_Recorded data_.
__________

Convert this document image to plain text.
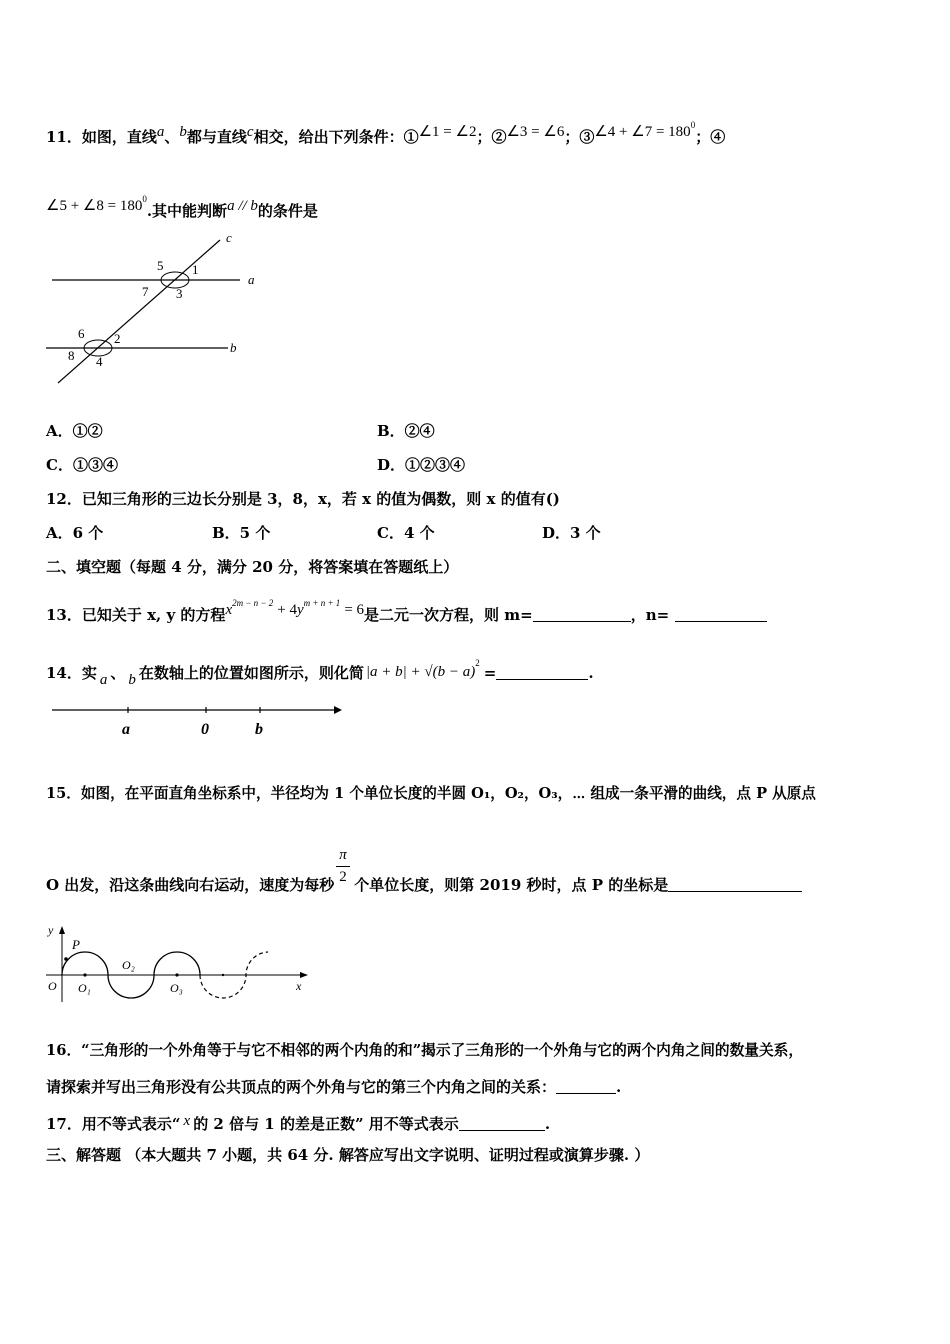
11．如图，直线a、b都与直线c相交，给出下列条件：①∠1 = ∠2；②∠3 = ∠6；③∠4 + ∠7 = $180^0$；④
∠5 + ∠8 = $180^0$.其中能判断a // b的条件是
c
5 1
a
7 3
6 2
b
8 4
A．①②	B．②④
C．①③④	D．①②③④
12．已知三角形的三边长分别是 3，8，x，若 x 的值为偶数，则 x 的值有()
A．6 个	B．5 个	C．4 个	D．3 个
二、填空题（每题 4 分，满分 20 分，将答案填在答题纸上）
13．已知关于 x, y 的方程$x^{2m - n - 2} + 4y^{m + n + 1} = 6$是二元一次方程，则 m=	，n=
14．实 a 、 b 在数轴上的位置如图所示，则化简 $|a + b| + √(b - a)^2=$	.
a	0	b
15．如图，在平面直角坐标系中，半径均为 1 个单位长度的半圆 O₁，O₂，O₃，⋯ 组成一条平滑的曲线，点 P 从原点
O 出发，沿这条曲线向右运动，速度为每秒 $\frac{\pi}{2}$ 个单位长度，则第 2019 秒时，点 P 的坐标是
y
P
O₂
O O₁	O₃	x
16．“三角形的一个外角等于与它不相邻的两个内角的和”揭示了三角形的一个外角与它的两个内角之间的数量关系，
请探索并写出三角形没有公共顶点的两个外角与它的第三个内角之间的关系：	.
17．用不等式表示“ x 的 2 倍与 1 的差是正数” 用不等式表示	.
三、解答题 （本大题共 7 小题，共 64 分. 解答应写出文字说明、证明过程或演算步骤. ）
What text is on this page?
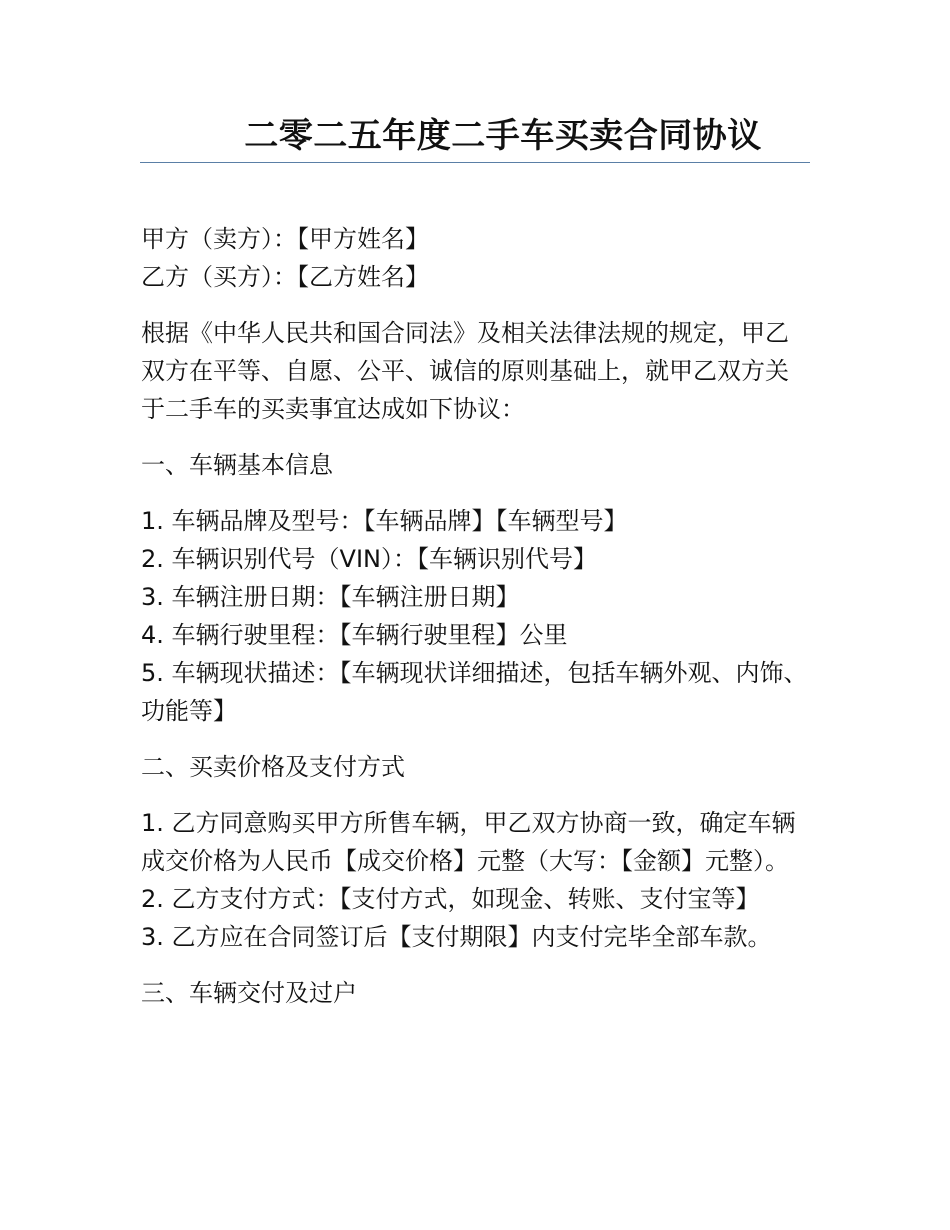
二零二五年度二手车买卖合同协议

甲方（卖方）：【甲方姓名】

乙方（买方）：【乙方姓名】

根据《中华人民共和国合同法》及相关法律法规的规定，甲乙双方在平等、自愿、公平、诚信的原则基础上，就甲乙双方关于二手车的买卖事宜达成如下协议：

一、车辆基本信息

1. 车辆品牌及型号：【车辆品牌】【车辆型号】

2. 车辆识别代号（VIN）：【车辆识别代号】

3. 车辆注册日期：【车辆注册日期】

4. 车辆行驶里程：【车辆行驶里程】公里

5. 车辆现状描述：【车辆现状详细描述，包括车辆外观、内饰、功能等】

二、买卖价格及支付方式

1. 乙方同意购买甲方所售车辆，甲乙双方协商一致，确定车辆成交价格为人民币【成交价格】元整（大写：【金额】元整）。

2. 乙方支付方式：【支付方式，如现金、转账、支付宝等】

3. 乙方应在合同签订后【支付期限】内支付完毕全部车款。

三、车辆交付及过户
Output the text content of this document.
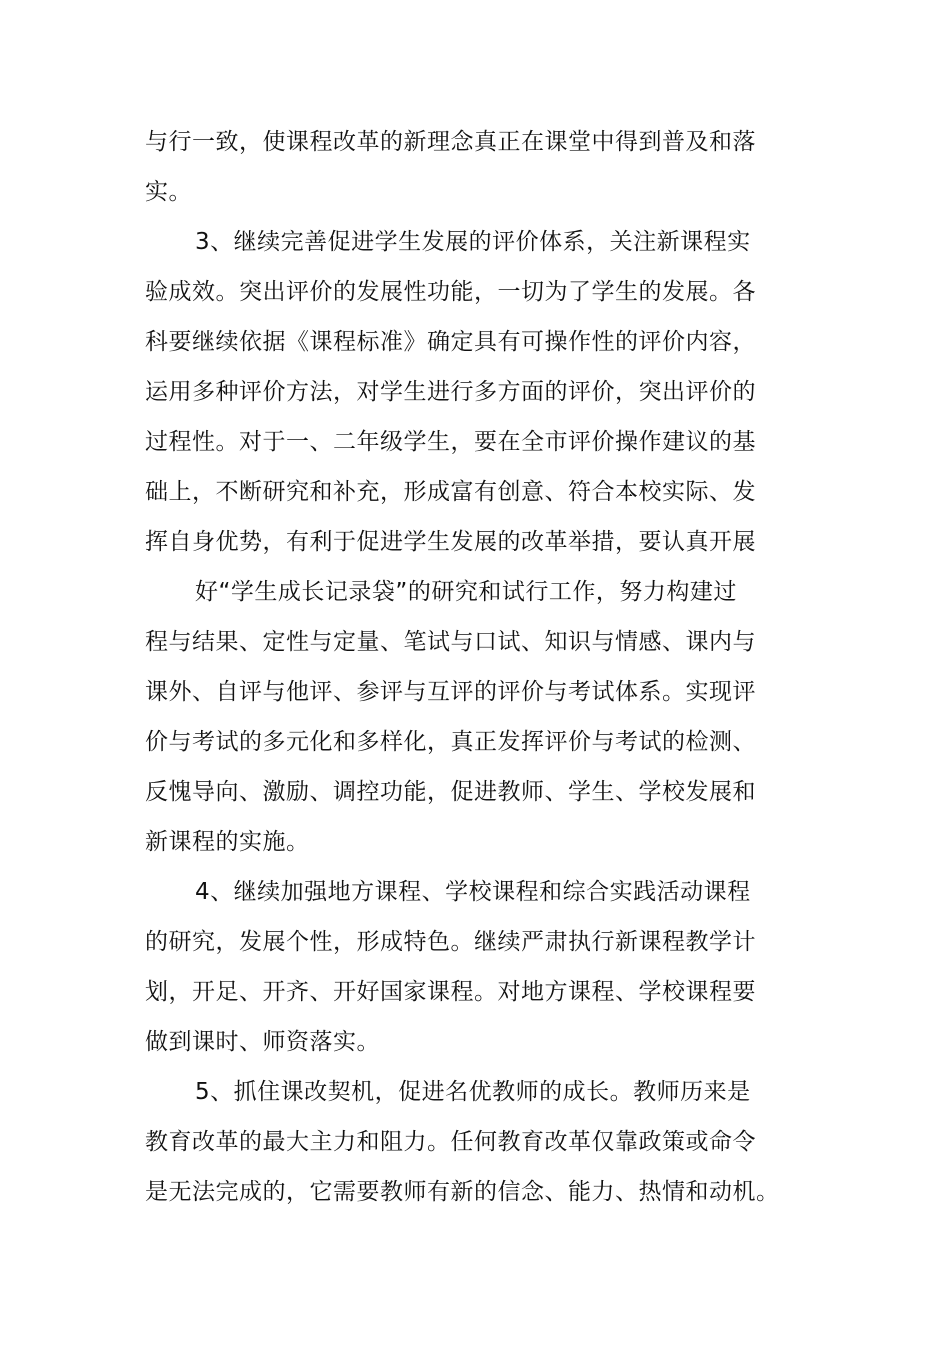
与行一致，使课程改革的新理念真正在课堂中得到普及和落

实。

3、继续完善促进学生发展的评价体系，关注新课程实

验成效。突出评价的发展性功能，一切为了学生的发展。各

科要继续依据《课程标准》确定具有可操作性的评价内容，

运用多种评价方法，对学生进行多方面的评价，突出评价的

过程性。对于一、二年级学生，要在全市评价操作建议的基

础上，不断研究和补充，形成富有创意、符合本校实际、发

挥自身优势，有利于促进学生发展的改革举措，要认真开展

好“学生成长记录袋”的研究和试行工作，努力构建过

程与结果、定性与定量、笔试与口试、知识与情感、课内与

课外、自评与他评、参评与互评的评价与考试体系。实现评

价与考试的多元化和多样化，真正发挥评价与考试的检测、

反愧导向、激励、调控功能，促进教师、学生、学校发展和

新课程的实施。

4、继续加强地方课程、学校课程和综合实践活动课程

的研究，发展个性，形成特色。继续严肃执行新课程教学计

划，开足、开齐、开好国家课程。对地方课程、学校课程要

做到课时、师资落实。

5、抓住课改契机，促进名优教师的成长。教师历来是

教育改革的最大主力和阻力。任何教育改革仅靠政策或命令

是无法完成的，它需要教师有新的信念、能力、热情和动机。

__________

_Exercise instructions_. Take the line that contains "Output the text content of this document." and every line after it to the end of the records above; quote them exactly, leaving out the pictures.

_Reply to the task_.
Output the text content of this document.
与行一致，使课程改革的新理念真正在课堂中得到普及和落

实。

3、继续完善促进学生发展的评价体系，关注新课程实

验成效。突出评价的发展性功能，一切为了学生的发展。各

科要继续依据《课程标准》确定具有可操作性的评价内容，

运用多种评价方法，对学生进行多方面的评价，突出评价的

过程性。对于一、二年级学生，要在全市评价操作建议的基

础上，不断研究和补充，形成富有创意、符合本校实际、发

挥自身优势，有利于促进学生发展的改革举措，要认真开展

好“学生成长记录袋”的研究和试行工作，努力构建过

程与结果、定性与定量、笔试与口试、知识与情感、课内与

课外、自评与他评、参评与互评的评价与考试体系。实现评

价与考试的多元化和多样化，真正发挥评价与考试的检测、

反愧导向、激励、调控功能，促进教师、学生、学校发展和

新课程的实施。

4、继续加强地方课程、学校课程和综合实践活动课程

的研究，发展个性，形成特色。继续严肃执行新课程教学计

划，开足、开齐、开好国家课程。对地方课程、学校课程要

做到课时、师资落实。

5、抓住课改契机，促进名优教师的成长。教师历来是

教育改革的最大主力和阻力。任何教育改革仅靠政策或命令

是无法完成的，它需要教师有新的信念、能力、热情和动机。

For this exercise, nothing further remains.